Prompt ->
Extract exactly and only the lines from the one containing "Read this page and output its text content." through the end of the entries below. Pictures should not appear in the copy.

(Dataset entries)
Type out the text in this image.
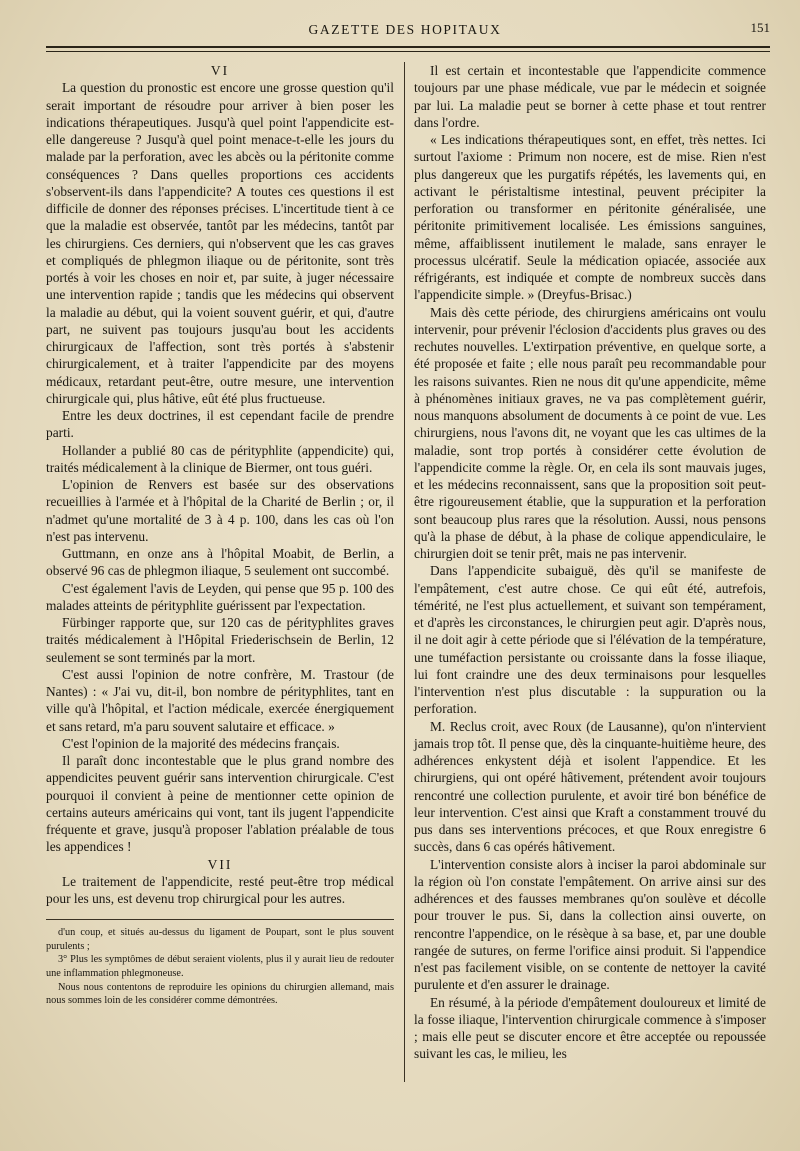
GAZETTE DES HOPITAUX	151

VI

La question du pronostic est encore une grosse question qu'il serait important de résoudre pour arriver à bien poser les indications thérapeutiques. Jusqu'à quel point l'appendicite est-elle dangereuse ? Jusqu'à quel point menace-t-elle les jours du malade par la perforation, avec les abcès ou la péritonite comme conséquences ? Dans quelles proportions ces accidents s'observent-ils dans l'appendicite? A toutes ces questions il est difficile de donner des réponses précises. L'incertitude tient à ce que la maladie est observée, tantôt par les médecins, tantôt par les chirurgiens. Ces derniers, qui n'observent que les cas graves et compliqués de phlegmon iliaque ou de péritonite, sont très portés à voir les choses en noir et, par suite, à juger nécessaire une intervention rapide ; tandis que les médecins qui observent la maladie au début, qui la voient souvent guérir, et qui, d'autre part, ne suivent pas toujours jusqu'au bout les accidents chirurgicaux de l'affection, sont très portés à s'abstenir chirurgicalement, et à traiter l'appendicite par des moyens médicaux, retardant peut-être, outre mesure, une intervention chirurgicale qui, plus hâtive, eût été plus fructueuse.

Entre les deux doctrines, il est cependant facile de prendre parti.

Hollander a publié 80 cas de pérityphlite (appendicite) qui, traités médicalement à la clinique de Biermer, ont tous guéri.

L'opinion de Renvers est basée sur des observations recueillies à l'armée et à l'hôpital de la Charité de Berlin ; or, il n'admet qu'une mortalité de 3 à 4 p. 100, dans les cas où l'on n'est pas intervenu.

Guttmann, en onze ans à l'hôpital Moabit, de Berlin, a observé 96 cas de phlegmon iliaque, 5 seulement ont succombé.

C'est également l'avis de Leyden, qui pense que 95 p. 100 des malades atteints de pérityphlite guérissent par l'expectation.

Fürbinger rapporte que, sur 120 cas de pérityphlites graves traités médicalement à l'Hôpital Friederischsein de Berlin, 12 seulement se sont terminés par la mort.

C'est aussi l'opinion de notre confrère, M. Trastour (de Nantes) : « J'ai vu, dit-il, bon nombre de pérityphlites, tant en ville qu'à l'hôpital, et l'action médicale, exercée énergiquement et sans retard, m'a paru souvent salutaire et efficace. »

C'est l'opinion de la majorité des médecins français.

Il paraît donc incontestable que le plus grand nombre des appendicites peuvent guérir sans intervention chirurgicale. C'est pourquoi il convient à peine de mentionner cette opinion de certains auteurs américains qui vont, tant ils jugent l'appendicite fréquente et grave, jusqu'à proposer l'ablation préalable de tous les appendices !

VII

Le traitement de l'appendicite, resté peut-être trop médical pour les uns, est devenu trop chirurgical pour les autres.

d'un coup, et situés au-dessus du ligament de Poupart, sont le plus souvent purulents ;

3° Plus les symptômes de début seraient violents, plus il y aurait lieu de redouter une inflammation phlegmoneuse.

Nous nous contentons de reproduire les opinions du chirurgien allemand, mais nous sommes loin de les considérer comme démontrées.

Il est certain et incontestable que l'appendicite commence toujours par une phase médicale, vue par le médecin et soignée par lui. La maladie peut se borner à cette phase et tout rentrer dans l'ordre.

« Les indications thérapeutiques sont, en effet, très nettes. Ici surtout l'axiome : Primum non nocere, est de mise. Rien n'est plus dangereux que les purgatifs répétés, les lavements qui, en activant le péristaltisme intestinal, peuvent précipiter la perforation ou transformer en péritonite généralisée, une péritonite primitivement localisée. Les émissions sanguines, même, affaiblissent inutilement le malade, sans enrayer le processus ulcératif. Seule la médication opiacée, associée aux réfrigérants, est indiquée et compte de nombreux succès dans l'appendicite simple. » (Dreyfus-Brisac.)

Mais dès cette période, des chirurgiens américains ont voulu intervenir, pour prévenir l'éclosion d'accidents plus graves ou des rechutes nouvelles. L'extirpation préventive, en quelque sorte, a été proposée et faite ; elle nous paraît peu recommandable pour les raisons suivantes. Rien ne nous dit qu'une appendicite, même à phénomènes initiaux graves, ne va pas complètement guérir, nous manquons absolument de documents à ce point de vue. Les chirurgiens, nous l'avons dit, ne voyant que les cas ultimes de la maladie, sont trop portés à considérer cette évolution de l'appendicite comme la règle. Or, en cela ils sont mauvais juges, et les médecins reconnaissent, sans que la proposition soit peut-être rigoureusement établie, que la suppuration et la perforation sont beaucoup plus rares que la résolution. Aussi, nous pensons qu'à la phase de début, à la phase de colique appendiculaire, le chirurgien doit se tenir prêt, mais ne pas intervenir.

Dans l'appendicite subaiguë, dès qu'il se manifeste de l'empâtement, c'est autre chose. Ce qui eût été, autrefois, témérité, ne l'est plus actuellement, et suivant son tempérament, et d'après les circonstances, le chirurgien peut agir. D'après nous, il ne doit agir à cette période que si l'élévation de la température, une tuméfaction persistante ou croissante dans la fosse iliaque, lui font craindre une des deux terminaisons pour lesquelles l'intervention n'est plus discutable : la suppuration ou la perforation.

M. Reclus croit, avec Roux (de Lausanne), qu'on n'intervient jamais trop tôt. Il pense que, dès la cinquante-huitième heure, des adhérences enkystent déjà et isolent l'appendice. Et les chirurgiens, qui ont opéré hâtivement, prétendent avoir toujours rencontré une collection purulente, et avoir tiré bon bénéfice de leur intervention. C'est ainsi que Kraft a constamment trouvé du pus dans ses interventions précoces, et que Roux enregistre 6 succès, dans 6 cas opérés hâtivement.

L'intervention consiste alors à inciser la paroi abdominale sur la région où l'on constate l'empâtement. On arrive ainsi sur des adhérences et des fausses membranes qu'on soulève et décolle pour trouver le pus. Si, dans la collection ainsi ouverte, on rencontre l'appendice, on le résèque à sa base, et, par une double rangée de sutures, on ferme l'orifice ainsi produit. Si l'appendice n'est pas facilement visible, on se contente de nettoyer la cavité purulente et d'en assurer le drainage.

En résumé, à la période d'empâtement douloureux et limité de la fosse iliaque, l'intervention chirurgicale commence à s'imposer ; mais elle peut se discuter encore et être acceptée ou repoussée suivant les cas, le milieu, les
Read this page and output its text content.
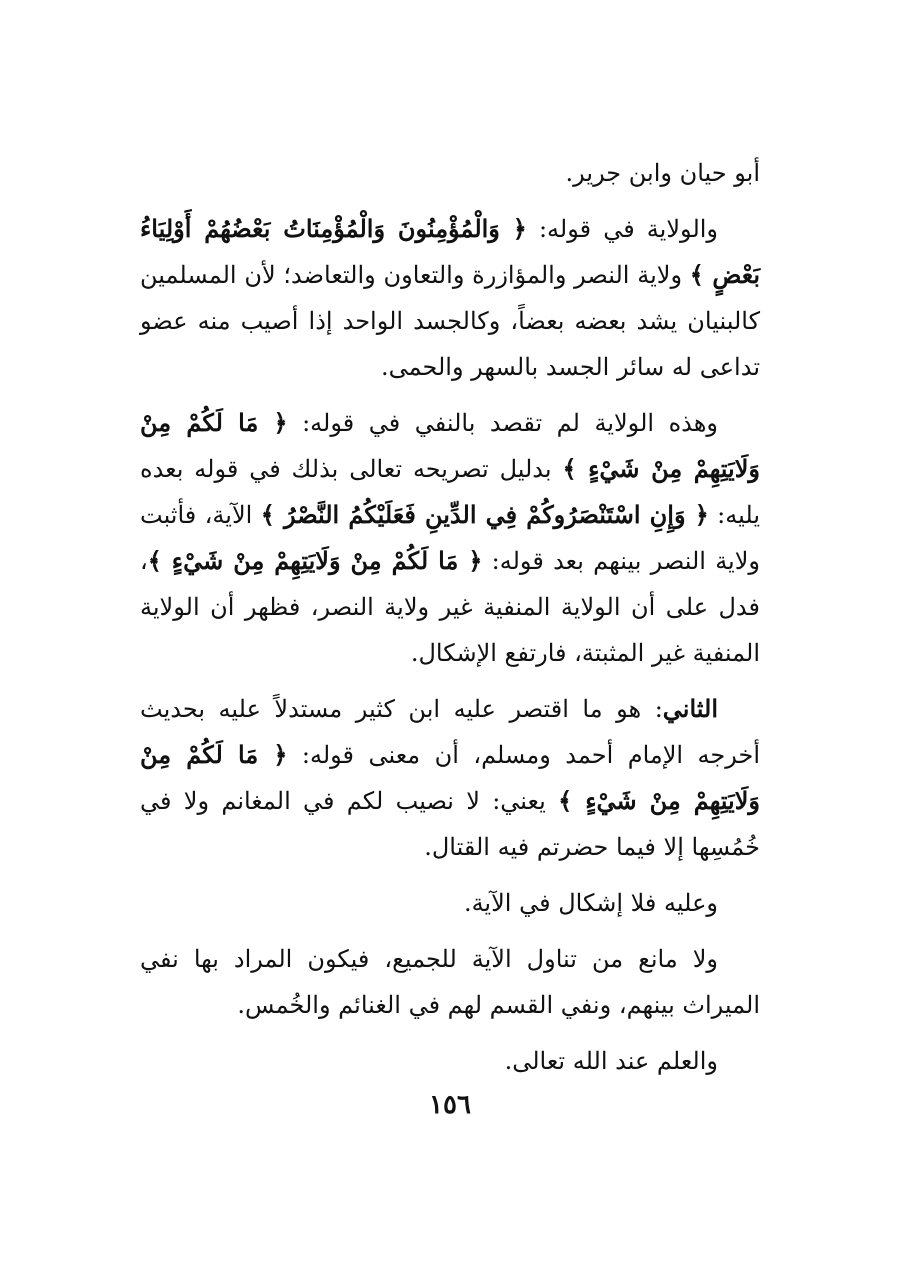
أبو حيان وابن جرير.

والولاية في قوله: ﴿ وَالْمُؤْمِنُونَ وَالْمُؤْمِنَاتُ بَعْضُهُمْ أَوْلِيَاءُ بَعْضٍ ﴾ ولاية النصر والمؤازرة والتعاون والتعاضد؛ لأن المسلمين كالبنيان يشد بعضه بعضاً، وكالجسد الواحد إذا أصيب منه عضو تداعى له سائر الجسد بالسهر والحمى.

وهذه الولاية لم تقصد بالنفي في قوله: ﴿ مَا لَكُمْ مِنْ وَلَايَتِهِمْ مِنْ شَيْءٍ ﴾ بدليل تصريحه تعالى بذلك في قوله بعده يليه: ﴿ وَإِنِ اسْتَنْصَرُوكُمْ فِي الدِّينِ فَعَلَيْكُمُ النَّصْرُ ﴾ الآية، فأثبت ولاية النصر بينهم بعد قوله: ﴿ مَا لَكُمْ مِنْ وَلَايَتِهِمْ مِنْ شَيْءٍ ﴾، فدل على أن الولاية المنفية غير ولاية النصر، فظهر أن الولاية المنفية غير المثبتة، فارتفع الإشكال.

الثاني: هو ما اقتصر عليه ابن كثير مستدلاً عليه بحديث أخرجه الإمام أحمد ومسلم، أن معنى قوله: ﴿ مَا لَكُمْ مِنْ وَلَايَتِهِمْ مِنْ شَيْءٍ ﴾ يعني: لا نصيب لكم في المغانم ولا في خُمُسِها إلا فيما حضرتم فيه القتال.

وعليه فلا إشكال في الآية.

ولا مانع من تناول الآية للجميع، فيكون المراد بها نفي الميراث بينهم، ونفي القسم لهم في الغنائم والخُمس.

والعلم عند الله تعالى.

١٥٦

Answer to this problem ->
Read this page and output its text content.
أبو حيان وابن جرير.

والولاية في قوله: ﴿ وَالْمُؤْمِنُونَ وَالْمُؤْمِنَاتُ بَعْضُهُمْ أَوْلِيَاءُ بَعْضٍ ﴾ ولاية النصر والمؤازرة والتعاون والتعاضد؛ لأن المسلمين كالبنيان يشد بعضه بعضاً، وكالجسد الواحد إذا أصيب منه عضو تداعى له سائر الجسد بالسهر والحمى.

وهذه الولاية لم تقصد بالنفي في قوله: ﴿ مَا لَكُمْ مِنْ وَلَايَتِهِمْ مِنْ شَيْءٍ ﴾ بدليل تصريحه تعالى بذلك في قوله بعده يليه: ﴿ وَإِنِ اسْتَنْصَرُوكُمْ فِي الدِّينِ فَعَلَيْكُمُ النَّصْرُ ﴾ الآية، فأثبت ولاية النصر بينهم بعد قوله: ﴿ مَا لَكُمْ مِنْ وَلَايَتِهِمْ مِنْ شَيْءٍ ﴾، فدل على أن الولاية المنفية غير ولاية النصر، فظهر أن الولاية المنفية غير المثبتة، فارتفع الإشكال.

الثاني: هو ما اقتصر عليه ابن كثير مستدلاً عليه بحديث أخرجه الإمام أحمد ومسلم، أن معنى قوله: ﴿ مَا لَكُمْ مِنْ وَلَايَتِهِمْ مِنْ شَيْءٍ ﴾ يعني: لا نصيب لكم في المغانم ولا في خُمُسِها إلا فيما حضرتم فيه القتال.

وعليه فلا إشكال في الآية.

ولا مانع من تناول الآية للجميع، فيكون المراد بها نفي الميراث بينهم، ونفي القسم لهم في الغنائم والخُمس.

والعلم عند الله تعالى.

١٥٦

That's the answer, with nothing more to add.